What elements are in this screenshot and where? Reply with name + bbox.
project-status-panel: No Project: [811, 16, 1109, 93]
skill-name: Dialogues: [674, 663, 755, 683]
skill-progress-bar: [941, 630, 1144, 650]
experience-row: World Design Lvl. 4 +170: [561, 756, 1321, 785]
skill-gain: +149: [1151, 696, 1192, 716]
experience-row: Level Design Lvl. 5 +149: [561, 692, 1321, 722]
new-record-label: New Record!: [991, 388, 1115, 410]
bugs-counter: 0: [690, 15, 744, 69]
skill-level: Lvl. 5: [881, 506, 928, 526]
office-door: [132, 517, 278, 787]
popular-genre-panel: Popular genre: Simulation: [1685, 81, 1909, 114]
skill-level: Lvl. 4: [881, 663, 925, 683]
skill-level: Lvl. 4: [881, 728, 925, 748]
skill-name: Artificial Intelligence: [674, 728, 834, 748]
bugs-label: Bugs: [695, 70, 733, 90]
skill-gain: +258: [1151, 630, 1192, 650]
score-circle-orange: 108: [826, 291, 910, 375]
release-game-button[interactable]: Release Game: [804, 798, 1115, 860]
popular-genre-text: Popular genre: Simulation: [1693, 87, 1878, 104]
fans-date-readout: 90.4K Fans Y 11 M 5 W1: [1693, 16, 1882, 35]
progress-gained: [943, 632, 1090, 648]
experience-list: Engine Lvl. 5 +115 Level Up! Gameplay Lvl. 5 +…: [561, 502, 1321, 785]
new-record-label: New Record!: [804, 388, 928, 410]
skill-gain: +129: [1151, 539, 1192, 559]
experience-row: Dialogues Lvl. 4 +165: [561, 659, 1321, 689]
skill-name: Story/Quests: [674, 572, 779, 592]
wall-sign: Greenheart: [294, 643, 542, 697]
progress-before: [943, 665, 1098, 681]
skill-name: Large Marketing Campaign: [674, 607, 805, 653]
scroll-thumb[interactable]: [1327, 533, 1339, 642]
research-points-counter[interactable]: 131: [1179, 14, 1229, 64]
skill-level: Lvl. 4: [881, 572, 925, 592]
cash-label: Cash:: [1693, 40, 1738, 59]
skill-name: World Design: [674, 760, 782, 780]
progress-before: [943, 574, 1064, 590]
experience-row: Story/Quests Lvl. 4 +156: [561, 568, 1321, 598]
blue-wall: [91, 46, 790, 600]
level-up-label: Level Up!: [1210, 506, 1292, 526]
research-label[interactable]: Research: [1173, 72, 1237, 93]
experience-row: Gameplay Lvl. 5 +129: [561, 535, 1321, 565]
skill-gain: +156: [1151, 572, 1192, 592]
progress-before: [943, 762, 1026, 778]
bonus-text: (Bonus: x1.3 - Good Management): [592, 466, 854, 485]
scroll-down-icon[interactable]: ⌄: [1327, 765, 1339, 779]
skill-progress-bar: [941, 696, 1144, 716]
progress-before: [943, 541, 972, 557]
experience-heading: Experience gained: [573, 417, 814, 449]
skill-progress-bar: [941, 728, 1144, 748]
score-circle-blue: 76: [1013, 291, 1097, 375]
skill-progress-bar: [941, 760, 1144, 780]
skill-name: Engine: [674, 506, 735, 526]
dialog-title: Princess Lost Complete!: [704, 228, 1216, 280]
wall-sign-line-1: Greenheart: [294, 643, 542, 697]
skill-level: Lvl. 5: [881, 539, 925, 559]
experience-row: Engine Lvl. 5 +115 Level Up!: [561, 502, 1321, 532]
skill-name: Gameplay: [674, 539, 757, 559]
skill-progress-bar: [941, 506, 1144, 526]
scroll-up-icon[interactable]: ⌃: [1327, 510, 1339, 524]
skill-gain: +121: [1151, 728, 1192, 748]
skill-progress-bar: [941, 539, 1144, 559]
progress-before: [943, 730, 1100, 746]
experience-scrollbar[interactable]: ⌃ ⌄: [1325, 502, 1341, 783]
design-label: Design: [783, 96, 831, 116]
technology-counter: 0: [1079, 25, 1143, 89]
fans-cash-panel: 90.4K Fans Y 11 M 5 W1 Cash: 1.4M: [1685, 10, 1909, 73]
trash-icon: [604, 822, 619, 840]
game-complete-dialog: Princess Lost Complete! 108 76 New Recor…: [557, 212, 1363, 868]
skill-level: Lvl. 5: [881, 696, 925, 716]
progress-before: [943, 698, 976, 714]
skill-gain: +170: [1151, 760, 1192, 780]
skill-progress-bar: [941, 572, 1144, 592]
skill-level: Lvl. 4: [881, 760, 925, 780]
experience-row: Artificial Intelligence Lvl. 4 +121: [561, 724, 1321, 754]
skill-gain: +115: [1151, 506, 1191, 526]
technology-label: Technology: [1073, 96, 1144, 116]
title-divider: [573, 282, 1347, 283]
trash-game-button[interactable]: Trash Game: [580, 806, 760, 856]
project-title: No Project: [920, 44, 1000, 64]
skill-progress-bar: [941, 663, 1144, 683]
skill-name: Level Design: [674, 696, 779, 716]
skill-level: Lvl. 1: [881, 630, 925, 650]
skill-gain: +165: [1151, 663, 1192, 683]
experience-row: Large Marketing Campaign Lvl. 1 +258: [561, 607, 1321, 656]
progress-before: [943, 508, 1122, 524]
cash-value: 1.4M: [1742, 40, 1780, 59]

________

→ Your goal
Rename "skill-gain" to "skill-bonus" in the part of the records that opens with the first line and closes with the line containing "skill-name: Story/Quests: [674, 572, 779, 592]", and give those lines back with nothing else changed.

→ Exercise solution
What elements are in this screenshot and where? Reply with name + bbox.
project-status-panel: No Project: [811, 16, 1109, 93]
skill-name: Dialogues: [674, 663, 755, 683]
skill-progress-bar: [941, 630, 1144, 650]
experience-row: World Design Lvl. 4 +170: [561, 756, 1321, 785]
skill-bonus: +149: [1151, 696, 1192, 716]
experience-row: Level Design Lvl. 5 +149: [561, 692, 1321, 722]
new-record-label: New Record!: [991, 388, 1115, 410]
bugs-counter: 0: [690, 15, 744, 69]
skill-level: Lvl. 5: [881, 506, 928, 526]
office-door: [132, 517, 278, 787]
popular-genre-panel: Popular genre: Simulation: [1685, 81, 1909, 114]
skill-level: Lvl. 4: [881, 663, 925, 683]
skill-level: Lvl. 4: [881, 728, 925, 748]
skill-name: Artificial Intelligence: [674, 728, 834, 748]
bugs-label: Bugs: [695, 70, 733, 90]
skill-bonus: +258: [1151, 630, 1192, 650]
score-circle-orange: 108: [826, 291, 910, 375]
release-game-button[interactable]: Release Game: [804, 798, 1115, 860]
popular-genre-text: Popular genre: Simulation: [1693, 87, 1878, 104]
fans-date-readout: 90.4K Fans Y 11 M 5 W1: [1693, 16, 1882, 35]
progress-gained: [943, 632, 1090, 648]
experience-list: Engine Lvl. 5 +115 Level Up! Gameplay Lvl. 5 +…: [561, 502, 1321, 785]
new-record-label: New Record!: [804, 388, 928, 410]
skill-bonus: +129: [1151, 539, 1192, 559]
experience-row: Dialogues Lvl. 4 +165: [561, 659, 1321, 689]
skill-name: Story/Quests: [674, 572, 779, 592]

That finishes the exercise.